Copy each item below word for word, reproducing every line without any change.

[start]

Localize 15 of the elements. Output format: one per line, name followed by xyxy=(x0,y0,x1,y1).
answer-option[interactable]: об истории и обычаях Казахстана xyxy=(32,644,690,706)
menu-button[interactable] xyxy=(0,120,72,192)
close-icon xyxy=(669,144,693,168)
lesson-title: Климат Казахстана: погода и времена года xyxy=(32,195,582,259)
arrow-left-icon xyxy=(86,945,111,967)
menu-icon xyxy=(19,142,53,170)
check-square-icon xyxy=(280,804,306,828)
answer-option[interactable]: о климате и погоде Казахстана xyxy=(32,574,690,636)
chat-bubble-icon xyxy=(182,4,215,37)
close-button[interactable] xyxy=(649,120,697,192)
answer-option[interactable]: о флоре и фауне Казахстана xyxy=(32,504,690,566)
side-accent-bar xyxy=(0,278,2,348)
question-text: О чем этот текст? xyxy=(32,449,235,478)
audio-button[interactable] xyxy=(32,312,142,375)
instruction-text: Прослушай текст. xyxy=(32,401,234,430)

[end]

=== Full solution ===
Localize 15 of the elements. Output format: one per line, name followed by xyxy=(x0,y0,x1,y1).
answer-option[interactable]: об истории и обычаях Казахстана xyxy=(32,644,690,706)
menu-button[interactable] xyxy=(0,120,72,192)
close-icon xyxy=(669,144,693,168)
lesson-title: Климат Казахстана: погода и времена года xyxy=(32,195,582,259)
arrow-left-icon xyxy=(86,945,111,967)
menu-icon xyxy=(19,142,53,170)
check-square-icon xyxy=(280,804,306,828)
answer-option[interactable]: о климате и погоде Казахстана xyxy=(32,574,690,636)
chat-bubble-icon xyxy=(182,4,215,37)
close-button[interactable] xyxy=(649,120,697,192)
answer-option[interactable]: о флоре и фауне Казахстана xyxy=(32,504,690,566)
side-accent-bar xyxy=(0,278,2,348)
question-text: О чем этот текст? xyxy=(32,449,235,478)
audio-button[interactable] xyxy=(32,312,142,375)
instruction-text: Прослушай текст. xyxy=(32,401,234,430)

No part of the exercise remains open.